:: Exercise details ::
Pull each line containing "content" out of the data and copy it.

:: Records shown ::
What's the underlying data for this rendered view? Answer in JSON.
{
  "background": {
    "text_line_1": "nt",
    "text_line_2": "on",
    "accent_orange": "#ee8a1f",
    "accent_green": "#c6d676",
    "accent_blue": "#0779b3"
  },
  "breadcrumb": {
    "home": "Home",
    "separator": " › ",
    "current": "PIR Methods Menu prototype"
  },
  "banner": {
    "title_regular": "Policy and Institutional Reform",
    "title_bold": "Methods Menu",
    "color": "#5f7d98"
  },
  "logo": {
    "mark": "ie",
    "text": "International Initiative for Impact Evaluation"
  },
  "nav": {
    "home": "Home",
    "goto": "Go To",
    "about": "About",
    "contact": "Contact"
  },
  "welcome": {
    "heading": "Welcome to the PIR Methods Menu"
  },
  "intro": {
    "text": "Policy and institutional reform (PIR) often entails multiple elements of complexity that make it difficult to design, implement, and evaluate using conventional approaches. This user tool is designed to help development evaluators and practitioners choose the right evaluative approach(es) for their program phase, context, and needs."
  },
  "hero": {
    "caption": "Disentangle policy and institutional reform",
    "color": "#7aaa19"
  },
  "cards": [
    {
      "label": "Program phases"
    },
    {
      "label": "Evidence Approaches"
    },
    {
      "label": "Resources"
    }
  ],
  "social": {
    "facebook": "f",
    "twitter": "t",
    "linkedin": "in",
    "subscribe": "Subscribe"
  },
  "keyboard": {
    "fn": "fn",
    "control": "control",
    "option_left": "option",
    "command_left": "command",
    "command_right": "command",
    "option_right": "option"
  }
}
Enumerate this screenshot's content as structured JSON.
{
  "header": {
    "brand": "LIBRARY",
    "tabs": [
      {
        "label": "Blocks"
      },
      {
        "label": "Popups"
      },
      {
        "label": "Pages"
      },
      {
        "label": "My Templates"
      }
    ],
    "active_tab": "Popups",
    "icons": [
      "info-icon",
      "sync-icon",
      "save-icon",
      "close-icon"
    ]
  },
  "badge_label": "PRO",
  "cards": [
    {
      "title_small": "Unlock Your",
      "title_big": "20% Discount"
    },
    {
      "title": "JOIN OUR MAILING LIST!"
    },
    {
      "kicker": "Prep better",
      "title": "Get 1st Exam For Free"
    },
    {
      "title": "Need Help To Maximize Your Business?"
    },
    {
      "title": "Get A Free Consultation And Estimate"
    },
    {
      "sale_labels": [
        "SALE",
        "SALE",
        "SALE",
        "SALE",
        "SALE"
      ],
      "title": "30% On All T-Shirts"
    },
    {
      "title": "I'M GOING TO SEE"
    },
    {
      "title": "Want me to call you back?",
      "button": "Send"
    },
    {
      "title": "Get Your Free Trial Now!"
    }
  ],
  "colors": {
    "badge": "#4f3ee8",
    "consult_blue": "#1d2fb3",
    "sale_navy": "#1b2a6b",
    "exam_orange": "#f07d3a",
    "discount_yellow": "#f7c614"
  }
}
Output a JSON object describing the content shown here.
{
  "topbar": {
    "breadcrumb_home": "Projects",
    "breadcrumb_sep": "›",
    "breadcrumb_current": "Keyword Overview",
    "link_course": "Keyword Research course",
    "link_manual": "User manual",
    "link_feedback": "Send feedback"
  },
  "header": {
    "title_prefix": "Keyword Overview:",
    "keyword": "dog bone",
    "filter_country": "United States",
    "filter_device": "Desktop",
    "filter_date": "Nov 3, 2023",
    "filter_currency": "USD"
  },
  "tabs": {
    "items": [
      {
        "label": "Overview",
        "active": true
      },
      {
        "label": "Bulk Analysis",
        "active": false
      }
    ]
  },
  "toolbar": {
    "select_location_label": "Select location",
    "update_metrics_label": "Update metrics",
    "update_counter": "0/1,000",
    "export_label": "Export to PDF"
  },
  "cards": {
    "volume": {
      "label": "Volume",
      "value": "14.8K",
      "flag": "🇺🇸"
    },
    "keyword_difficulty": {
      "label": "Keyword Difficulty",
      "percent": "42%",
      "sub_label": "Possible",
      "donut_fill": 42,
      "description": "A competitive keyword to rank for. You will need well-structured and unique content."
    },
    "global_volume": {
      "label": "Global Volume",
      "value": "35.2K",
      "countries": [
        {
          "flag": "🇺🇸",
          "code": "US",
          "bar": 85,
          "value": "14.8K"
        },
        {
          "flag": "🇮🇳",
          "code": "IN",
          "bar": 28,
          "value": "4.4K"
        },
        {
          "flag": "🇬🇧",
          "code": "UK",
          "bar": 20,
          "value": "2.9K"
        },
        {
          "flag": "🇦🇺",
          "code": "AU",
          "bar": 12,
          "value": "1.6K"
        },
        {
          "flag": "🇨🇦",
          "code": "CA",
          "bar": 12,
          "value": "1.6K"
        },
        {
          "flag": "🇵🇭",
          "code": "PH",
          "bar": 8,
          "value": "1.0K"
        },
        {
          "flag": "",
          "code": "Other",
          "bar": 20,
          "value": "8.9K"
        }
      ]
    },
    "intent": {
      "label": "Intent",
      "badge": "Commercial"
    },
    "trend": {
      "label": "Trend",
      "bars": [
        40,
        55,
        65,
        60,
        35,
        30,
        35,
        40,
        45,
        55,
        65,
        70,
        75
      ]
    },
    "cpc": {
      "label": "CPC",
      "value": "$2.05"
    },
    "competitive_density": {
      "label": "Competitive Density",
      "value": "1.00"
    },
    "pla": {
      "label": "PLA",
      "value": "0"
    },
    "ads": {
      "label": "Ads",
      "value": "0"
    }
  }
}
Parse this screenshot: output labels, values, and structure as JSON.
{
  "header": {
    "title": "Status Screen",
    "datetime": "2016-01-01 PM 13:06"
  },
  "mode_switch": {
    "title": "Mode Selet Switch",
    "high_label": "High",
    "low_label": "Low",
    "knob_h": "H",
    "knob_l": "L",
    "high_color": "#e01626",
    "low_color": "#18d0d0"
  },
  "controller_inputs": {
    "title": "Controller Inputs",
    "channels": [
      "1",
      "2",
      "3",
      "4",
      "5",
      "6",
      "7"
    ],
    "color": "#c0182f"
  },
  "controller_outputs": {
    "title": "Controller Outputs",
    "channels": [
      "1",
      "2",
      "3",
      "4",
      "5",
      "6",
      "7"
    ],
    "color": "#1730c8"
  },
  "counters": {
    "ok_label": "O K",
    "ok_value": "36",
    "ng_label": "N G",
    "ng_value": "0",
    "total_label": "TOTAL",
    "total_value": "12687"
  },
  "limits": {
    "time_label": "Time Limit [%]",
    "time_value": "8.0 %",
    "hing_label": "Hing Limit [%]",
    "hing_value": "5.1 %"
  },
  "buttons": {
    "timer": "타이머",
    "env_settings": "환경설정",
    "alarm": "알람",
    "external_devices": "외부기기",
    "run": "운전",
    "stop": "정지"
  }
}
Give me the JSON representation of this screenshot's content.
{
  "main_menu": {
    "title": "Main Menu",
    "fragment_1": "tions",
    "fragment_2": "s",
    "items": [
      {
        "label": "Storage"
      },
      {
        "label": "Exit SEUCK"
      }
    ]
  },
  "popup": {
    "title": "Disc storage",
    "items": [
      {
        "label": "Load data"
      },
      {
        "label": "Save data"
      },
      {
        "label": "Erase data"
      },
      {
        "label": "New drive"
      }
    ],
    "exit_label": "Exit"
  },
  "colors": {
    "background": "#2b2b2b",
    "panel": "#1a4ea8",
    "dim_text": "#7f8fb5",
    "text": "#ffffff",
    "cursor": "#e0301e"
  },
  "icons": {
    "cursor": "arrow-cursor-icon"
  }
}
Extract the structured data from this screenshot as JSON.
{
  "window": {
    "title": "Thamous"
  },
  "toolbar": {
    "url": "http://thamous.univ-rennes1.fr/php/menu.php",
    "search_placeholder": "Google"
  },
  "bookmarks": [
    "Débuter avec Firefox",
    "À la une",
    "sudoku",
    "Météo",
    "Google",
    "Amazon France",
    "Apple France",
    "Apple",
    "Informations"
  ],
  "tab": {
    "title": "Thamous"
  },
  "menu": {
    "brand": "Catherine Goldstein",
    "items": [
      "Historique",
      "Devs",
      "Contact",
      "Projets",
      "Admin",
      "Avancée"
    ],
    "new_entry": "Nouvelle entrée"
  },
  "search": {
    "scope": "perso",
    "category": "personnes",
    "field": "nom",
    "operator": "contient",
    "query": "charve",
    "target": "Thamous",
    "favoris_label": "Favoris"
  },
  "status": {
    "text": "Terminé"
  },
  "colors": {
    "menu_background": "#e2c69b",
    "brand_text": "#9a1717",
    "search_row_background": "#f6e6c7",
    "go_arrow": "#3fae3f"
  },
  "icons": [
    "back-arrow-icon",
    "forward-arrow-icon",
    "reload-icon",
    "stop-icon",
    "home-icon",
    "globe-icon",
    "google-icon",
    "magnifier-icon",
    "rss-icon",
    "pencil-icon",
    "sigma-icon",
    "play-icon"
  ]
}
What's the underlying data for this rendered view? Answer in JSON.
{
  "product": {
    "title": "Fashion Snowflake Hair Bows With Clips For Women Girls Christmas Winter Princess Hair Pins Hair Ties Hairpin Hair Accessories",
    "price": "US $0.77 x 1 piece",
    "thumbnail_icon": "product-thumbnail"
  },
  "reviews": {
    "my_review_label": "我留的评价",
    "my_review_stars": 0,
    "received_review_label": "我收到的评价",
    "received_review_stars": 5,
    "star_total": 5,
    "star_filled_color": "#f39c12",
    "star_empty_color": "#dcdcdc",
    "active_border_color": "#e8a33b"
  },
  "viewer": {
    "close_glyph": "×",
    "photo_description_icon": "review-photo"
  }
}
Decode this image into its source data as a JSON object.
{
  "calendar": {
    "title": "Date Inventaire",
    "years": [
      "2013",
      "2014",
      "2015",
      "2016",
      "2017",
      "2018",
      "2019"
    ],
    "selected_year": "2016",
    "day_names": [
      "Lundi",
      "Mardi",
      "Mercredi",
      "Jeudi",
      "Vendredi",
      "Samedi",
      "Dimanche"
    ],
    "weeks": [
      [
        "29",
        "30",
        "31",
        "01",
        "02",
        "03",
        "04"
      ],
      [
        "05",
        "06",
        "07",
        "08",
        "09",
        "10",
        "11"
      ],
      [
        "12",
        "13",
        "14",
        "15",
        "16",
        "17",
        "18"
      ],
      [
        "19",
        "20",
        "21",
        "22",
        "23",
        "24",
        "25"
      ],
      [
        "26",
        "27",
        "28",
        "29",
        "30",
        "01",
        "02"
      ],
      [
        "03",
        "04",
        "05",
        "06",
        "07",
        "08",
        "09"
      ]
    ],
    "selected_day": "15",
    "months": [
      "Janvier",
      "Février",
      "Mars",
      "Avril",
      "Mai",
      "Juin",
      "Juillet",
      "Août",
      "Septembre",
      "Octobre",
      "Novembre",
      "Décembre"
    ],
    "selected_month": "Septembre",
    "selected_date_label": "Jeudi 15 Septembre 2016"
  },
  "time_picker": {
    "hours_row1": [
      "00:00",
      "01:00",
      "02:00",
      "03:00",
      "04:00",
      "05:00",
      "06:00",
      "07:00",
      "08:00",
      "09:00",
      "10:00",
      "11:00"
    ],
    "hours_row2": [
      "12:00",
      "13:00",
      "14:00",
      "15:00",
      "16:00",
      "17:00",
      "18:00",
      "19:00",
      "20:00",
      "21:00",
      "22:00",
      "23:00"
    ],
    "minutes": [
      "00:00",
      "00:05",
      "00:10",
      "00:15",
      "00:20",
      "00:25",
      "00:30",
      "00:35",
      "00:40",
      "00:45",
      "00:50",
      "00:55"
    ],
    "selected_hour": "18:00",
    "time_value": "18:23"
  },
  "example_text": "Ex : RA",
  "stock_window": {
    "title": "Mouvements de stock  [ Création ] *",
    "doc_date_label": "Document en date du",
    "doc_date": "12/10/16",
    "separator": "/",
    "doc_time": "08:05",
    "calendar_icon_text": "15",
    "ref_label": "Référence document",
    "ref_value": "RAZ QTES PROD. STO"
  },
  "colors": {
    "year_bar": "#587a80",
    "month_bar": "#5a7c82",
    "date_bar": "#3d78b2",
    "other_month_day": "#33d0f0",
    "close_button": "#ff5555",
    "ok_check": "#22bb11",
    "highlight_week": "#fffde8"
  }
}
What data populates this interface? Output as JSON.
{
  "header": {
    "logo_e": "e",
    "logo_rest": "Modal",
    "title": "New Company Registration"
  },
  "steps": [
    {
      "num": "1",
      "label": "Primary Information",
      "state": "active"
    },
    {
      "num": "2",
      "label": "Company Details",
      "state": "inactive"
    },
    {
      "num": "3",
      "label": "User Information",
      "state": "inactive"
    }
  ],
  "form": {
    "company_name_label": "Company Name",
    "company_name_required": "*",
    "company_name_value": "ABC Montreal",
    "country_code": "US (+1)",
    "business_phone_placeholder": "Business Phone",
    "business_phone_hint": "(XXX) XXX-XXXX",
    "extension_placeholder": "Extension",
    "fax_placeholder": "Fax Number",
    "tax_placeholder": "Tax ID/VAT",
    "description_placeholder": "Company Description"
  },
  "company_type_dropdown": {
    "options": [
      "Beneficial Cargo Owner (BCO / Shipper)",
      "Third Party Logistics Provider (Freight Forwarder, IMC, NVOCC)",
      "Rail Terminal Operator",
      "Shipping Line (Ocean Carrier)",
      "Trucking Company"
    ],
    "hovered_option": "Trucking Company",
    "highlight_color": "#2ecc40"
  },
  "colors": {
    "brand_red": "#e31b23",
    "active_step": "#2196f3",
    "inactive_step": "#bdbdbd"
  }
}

:: Task solution ::
Enumerate this screenshot's content as structured JSON.
Output a JSON object describing the content shown here.
      "description": "A competitive keyword to rank for. You will need well-structured and unique content."
Give me the JSON representation of this screenshot's content.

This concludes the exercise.